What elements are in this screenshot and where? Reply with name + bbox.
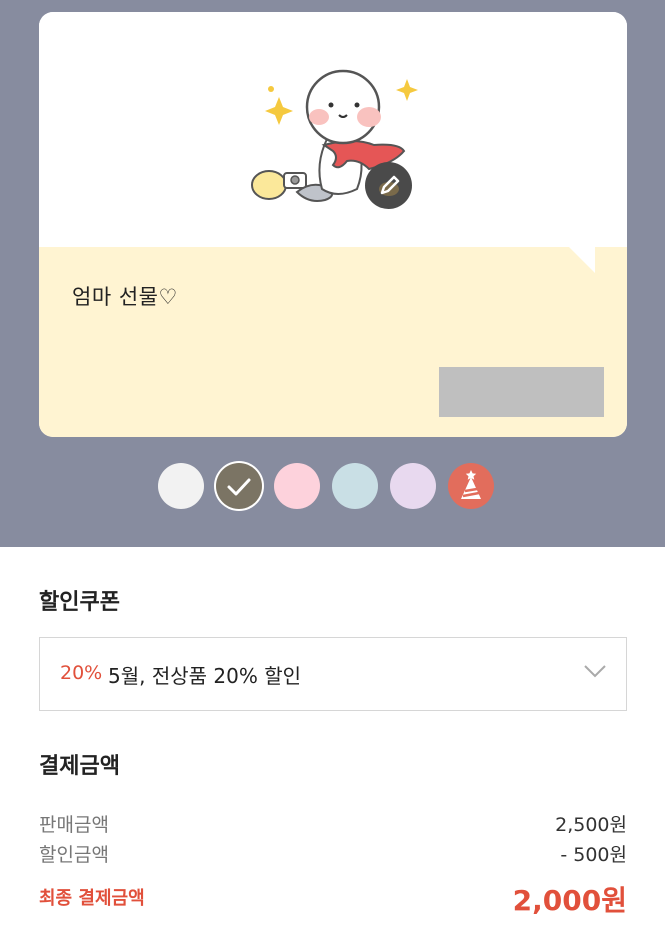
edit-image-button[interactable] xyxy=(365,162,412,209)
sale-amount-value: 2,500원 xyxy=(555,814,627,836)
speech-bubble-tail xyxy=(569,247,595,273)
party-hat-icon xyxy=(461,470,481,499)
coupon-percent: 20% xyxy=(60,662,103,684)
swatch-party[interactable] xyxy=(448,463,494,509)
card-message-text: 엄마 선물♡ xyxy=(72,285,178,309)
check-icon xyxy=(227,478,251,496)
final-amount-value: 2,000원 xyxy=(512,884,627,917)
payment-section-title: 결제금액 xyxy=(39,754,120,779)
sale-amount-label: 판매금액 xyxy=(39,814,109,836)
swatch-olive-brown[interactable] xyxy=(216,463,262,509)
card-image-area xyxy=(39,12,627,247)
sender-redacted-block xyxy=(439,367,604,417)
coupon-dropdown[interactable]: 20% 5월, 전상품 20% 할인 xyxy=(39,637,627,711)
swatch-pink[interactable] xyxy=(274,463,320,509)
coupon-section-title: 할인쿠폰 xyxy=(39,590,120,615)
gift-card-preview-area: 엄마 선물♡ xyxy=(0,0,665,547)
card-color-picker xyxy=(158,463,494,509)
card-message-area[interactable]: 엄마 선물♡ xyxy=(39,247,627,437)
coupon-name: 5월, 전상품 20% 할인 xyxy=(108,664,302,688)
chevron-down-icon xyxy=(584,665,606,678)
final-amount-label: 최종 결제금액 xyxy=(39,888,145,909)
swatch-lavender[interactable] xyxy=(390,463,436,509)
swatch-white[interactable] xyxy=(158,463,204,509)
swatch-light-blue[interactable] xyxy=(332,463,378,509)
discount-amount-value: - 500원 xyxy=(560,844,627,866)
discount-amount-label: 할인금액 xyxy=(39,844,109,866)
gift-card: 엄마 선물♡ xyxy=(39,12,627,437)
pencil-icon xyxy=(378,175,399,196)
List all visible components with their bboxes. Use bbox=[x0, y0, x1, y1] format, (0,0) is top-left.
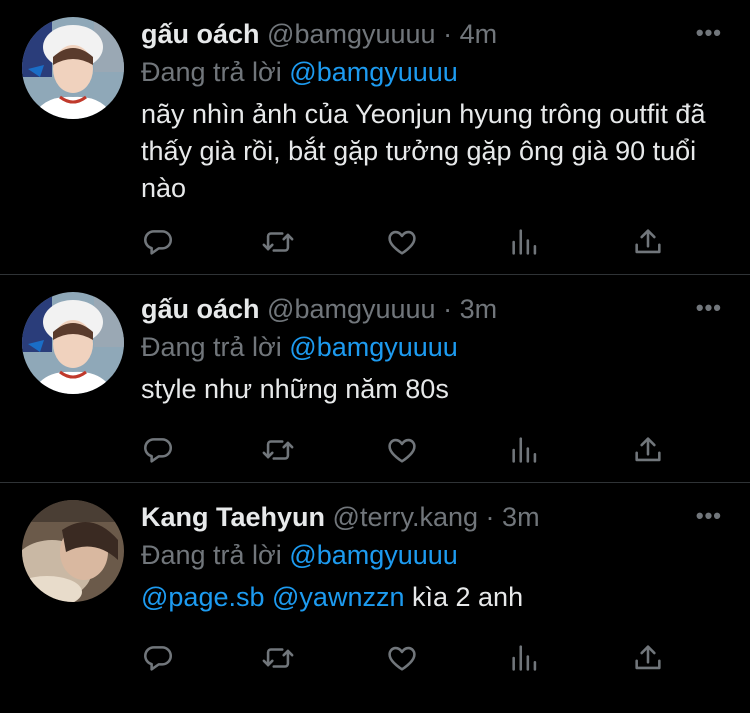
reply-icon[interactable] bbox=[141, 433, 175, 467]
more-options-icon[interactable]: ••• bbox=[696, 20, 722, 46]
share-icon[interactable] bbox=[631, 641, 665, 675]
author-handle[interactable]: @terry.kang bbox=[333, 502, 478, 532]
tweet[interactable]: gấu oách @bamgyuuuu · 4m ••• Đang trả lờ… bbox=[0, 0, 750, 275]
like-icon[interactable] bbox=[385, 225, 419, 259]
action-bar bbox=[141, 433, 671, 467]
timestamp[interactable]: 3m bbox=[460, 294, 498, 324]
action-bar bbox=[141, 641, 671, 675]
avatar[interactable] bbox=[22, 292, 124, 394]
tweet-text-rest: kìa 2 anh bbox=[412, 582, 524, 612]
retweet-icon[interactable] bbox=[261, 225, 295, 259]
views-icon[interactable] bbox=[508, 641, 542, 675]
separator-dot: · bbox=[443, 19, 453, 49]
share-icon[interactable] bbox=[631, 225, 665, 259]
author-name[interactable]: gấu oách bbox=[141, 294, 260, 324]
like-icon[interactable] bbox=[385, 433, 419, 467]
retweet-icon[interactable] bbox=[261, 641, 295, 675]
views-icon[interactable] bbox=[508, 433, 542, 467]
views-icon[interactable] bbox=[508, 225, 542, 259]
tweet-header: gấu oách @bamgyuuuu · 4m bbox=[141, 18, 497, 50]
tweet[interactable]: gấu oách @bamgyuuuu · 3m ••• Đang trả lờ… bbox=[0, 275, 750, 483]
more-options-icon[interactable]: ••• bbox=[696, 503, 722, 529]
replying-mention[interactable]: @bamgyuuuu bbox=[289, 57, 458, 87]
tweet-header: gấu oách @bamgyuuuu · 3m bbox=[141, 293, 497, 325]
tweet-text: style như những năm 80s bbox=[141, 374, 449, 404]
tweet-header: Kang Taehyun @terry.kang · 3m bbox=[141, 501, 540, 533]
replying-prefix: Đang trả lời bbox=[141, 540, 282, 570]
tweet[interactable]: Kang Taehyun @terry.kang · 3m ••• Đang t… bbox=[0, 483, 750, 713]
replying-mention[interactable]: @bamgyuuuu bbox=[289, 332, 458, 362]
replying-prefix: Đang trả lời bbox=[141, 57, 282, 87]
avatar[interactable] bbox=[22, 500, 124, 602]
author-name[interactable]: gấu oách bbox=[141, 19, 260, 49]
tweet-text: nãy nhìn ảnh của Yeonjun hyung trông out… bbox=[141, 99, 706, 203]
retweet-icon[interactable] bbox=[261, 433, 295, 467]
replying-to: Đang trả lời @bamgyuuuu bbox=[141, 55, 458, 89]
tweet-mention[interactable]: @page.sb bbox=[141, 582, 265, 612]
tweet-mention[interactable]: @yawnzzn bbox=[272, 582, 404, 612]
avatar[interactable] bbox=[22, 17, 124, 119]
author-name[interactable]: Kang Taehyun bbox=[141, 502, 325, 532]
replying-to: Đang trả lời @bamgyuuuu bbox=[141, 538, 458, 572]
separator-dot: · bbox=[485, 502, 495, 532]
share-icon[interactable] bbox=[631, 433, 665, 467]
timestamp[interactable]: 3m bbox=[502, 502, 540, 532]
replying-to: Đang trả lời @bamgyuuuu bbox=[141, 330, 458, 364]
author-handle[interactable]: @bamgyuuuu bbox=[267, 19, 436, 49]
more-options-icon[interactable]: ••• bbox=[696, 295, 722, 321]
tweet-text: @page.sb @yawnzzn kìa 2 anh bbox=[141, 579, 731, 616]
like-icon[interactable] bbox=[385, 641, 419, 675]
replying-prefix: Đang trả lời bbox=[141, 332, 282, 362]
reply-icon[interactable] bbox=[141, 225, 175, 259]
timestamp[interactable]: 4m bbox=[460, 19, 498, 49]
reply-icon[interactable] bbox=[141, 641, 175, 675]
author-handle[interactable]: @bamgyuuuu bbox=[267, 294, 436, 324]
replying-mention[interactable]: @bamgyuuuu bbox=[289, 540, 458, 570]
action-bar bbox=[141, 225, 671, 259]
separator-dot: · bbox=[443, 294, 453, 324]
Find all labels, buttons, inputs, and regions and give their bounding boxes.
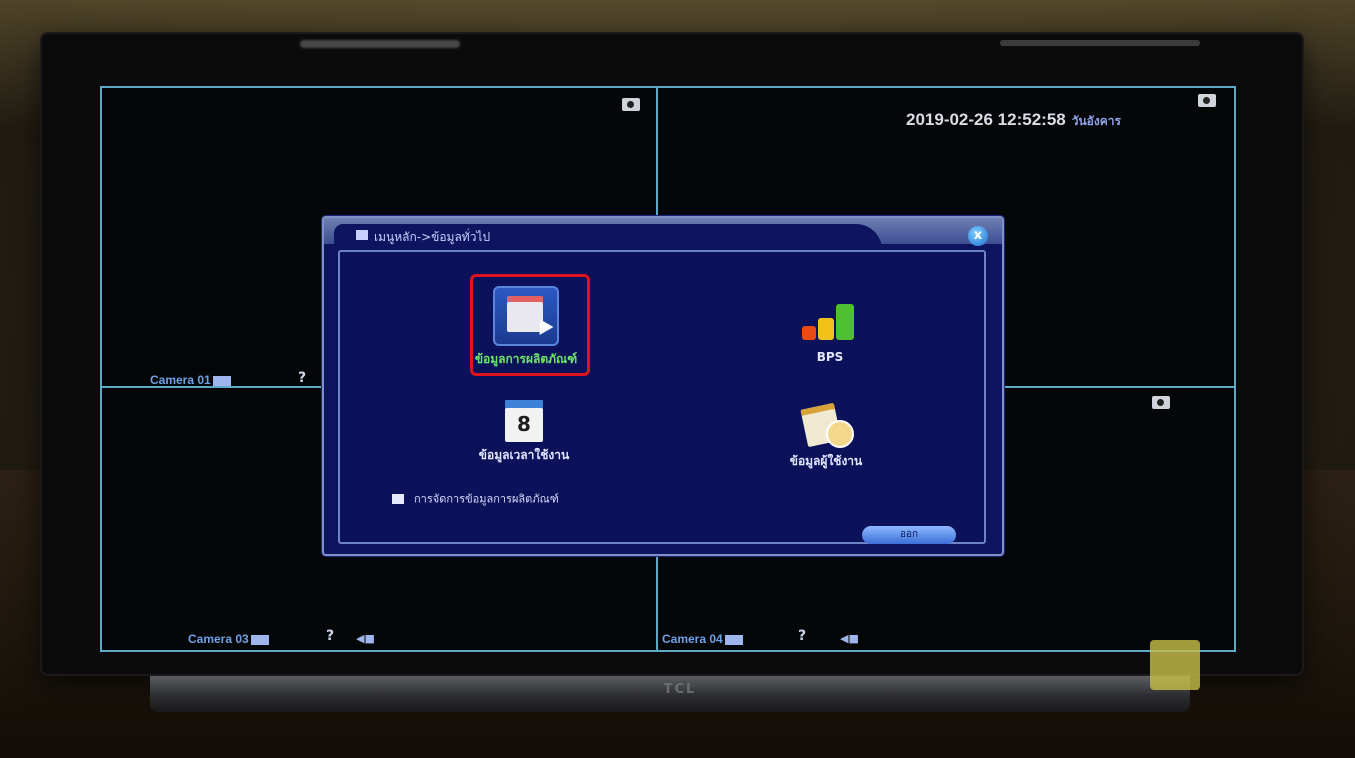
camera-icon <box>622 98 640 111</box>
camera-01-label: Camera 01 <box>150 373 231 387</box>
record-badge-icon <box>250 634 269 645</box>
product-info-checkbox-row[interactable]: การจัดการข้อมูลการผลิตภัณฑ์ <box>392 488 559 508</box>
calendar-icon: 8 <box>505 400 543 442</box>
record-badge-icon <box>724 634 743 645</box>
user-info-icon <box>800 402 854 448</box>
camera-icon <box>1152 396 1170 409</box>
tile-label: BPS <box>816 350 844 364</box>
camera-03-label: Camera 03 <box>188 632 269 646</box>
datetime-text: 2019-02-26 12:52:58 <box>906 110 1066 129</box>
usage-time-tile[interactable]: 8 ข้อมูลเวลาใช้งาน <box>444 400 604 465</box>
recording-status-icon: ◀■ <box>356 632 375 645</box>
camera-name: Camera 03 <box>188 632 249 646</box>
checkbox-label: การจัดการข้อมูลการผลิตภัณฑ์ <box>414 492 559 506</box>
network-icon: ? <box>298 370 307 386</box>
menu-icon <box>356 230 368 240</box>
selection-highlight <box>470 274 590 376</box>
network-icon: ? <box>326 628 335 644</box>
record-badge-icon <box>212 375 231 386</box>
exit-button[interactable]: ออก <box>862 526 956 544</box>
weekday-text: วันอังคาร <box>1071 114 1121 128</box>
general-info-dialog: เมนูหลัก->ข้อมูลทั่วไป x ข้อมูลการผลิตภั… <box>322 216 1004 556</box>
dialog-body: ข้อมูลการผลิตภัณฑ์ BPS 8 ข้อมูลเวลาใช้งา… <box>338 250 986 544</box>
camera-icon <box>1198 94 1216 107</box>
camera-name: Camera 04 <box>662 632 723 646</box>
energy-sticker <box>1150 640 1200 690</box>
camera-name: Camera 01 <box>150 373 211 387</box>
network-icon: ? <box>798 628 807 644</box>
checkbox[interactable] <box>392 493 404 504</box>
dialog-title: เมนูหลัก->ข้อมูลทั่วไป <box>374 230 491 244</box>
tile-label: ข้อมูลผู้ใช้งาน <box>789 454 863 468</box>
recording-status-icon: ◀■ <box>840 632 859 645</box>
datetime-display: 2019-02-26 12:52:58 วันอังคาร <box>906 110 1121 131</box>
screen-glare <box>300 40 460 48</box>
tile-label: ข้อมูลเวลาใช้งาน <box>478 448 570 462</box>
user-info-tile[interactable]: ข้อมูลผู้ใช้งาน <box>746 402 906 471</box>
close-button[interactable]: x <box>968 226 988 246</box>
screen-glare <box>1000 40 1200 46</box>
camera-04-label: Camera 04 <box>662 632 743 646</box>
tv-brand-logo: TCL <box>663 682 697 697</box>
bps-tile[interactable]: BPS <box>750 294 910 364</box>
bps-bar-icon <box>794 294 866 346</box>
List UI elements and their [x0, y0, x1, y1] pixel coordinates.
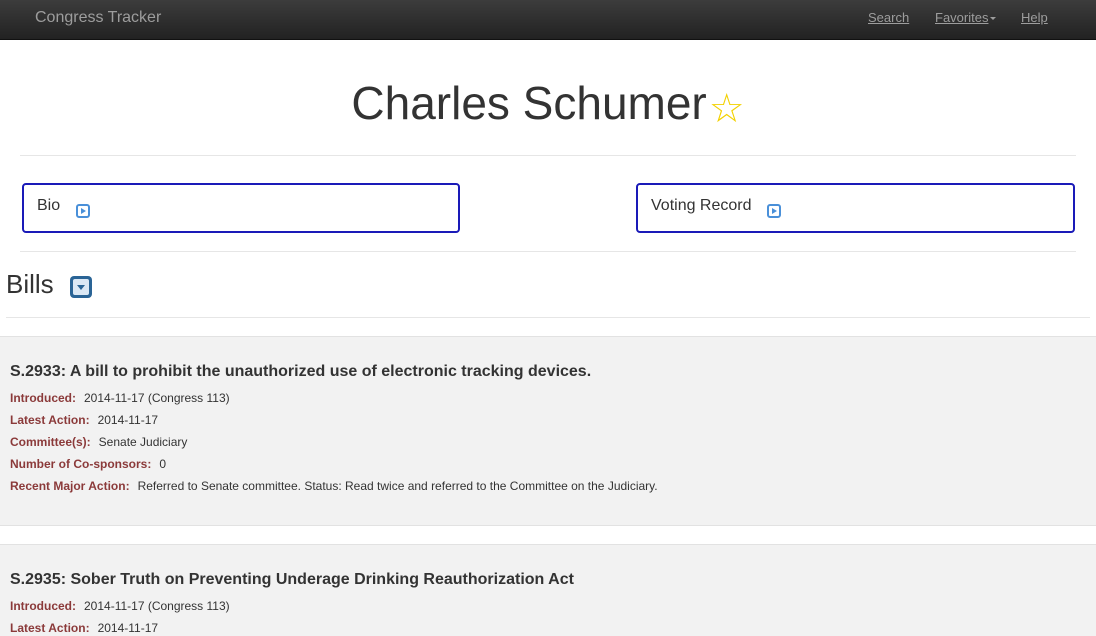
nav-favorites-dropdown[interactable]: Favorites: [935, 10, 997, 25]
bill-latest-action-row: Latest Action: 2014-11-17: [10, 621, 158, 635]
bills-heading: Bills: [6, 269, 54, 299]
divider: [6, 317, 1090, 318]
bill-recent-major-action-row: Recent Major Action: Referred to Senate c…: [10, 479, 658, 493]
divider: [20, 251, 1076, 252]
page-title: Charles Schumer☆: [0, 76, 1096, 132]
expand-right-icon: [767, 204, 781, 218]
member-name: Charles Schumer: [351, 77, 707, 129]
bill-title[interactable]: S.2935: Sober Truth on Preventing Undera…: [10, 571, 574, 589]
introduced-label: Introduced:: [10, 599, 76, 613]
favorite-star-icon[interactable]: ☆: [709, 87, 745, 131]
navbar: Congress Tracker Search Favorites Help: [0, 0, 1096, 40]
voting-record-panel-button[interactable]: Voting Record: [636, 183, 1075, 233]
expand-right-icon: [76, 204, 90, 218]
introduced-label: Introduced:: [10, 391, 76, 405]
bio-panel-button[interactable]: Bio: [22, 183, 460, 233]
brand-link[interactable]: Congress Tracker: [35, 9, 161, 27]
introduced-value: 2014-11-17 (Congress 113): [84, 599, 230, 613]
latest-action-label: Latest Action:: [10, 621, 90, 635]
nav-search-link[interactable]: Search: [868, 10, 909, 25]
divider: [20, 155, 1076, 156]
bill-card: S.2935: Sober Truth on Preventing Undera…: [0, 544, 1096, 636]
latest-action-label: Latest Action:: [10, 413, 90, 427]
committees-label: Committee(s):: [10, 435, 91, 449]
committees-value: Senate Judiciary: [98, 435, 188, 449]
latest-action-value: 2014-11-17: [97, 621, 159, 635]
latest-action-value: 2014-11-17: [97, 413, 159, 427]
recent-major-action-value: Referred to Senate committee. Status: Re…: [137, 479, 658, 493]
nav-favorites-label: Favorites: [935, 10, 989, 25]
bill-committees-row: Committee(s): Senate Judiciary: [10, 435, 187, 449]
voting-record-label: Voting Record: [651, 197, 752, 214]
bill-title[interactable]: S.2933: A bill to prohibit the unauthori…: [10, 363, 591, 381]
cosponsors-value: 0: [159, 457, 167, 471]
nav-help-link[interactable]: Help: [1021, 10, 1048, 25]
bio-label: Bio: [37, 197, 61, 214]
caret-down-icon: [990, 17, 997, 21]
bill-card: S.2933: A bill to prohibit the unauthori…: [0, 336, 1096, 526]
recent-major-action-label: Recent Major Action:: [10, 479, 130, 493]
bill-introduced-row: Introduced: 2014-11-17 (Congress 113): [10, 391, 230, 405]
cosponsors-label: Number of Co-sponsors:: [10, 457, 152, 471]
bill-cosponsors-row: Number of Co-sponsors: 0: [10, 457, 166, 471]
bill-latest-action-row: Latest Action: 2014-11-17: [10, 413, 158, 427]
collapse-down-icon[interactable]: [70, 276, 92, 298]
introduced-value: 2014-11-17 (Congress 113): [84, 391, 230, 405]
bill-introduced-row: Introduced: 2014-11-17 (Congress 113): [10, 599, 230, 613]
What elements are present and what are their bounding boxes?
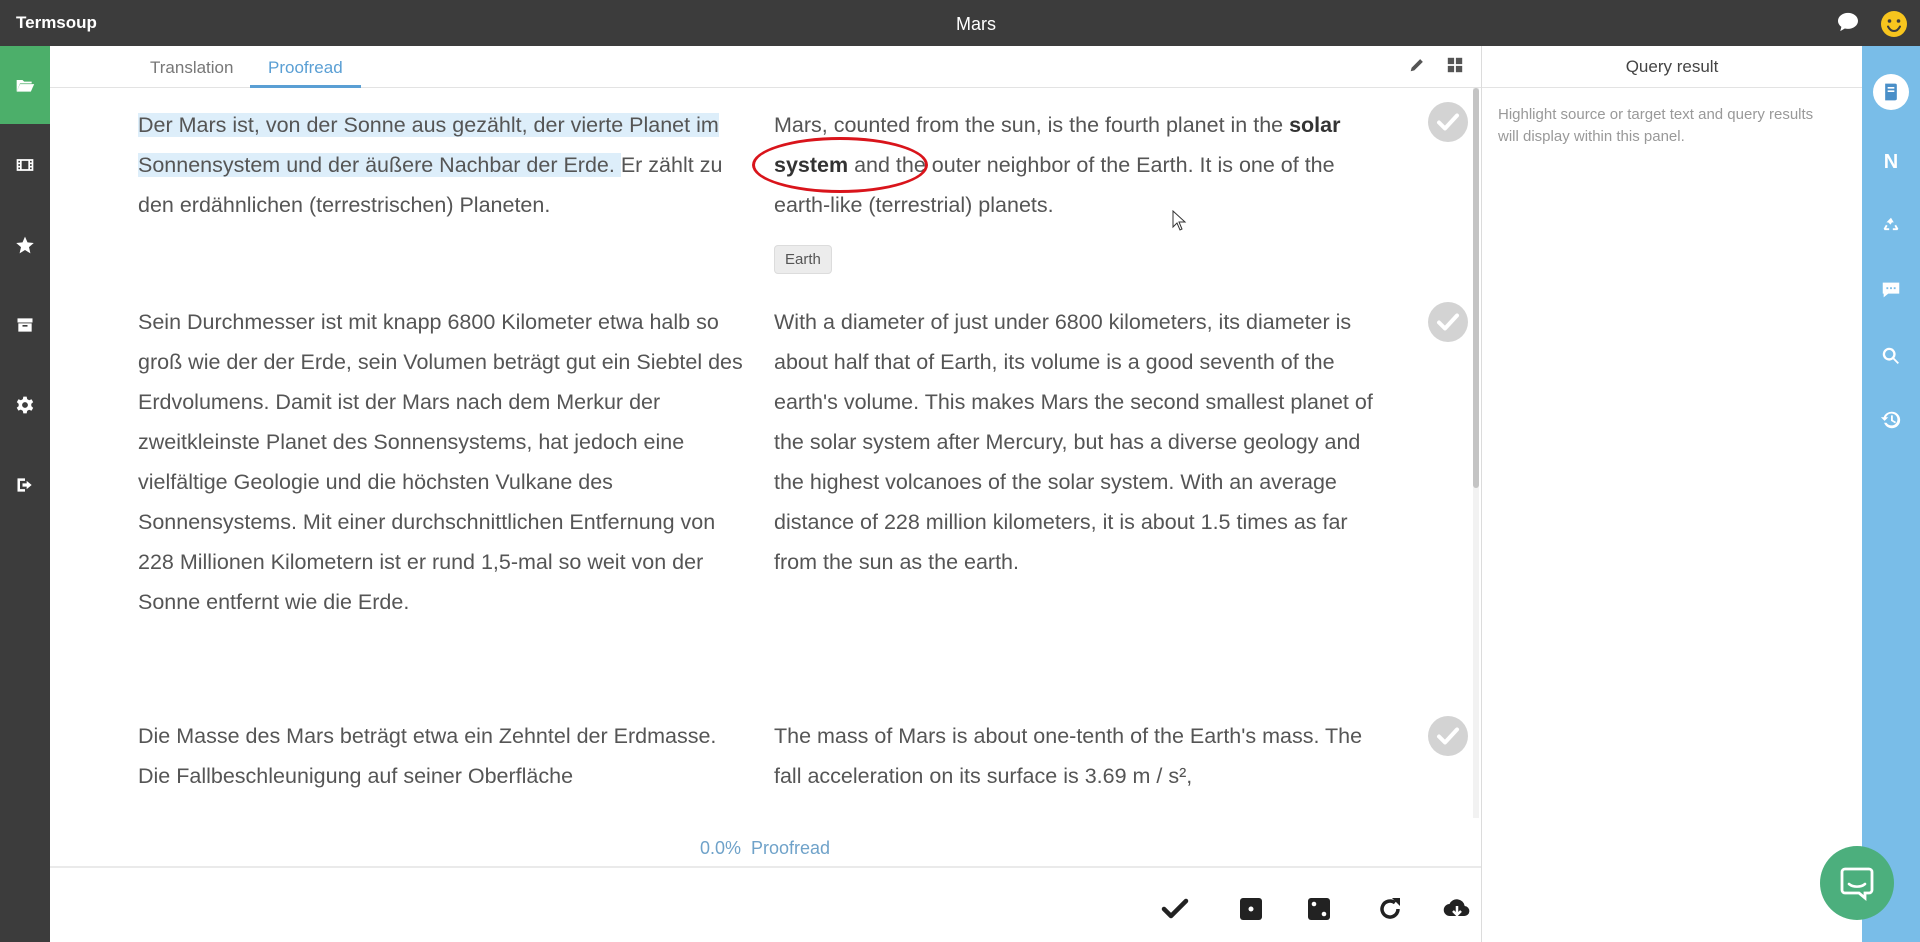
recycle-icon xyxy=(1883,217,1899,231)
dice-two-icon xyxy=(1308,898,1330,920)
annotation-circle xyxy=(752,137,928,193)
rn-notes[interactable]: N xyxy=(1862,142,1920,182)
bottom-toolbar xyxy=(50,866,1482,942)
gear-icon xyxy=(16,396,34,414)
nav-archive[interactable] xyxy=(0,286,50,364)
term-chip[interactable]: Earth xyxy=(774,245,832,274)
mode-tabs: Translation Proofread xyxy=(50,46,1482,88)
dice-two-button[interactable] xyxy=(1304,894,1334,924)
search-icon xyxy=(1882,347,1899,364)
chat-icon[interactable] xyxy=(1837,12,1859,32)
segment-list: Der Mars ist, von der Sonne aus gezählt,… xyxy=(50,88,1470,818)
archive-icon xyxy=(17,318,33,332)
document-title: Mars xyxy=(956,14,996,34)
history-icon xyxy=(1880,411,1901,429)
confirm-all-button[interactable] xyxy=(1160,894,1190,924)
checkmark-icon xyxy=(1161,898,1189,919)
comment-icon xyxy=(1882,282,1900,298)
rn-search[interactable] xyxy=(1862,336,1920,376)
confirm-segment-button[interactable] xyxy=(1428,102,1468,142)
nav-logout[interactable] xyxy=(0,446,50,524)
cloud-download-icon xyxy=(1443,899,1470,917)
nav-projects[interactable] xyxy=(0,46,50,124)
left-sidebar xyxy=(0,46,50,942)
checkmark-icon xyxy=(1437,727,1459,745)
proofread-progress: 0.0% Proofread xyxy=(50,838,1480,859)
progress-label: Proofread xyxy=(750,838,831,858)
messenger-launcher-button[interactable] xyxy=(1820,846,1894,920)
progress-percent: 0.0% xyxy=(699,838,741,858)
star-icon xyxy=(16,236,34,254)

----

* SHORT EXERCISE *
Copy verbatim the stretch of the data above from the line containing "10, 997, 25]" through the line containing "divider: [6, 317, 1090, 318]", including both of those lines.

* PROBLEM SOLUTION *
nav-favorites-dropdown[interactable]: Favorites: [935, 10, 997, 25]
bill-latest-action-row: Latest Action: 2014-11-17: [10, 621, 158, 635]
bills-heading: Bills: [6, 269, 54, 299]
divider: [6, 317, 1090, 318]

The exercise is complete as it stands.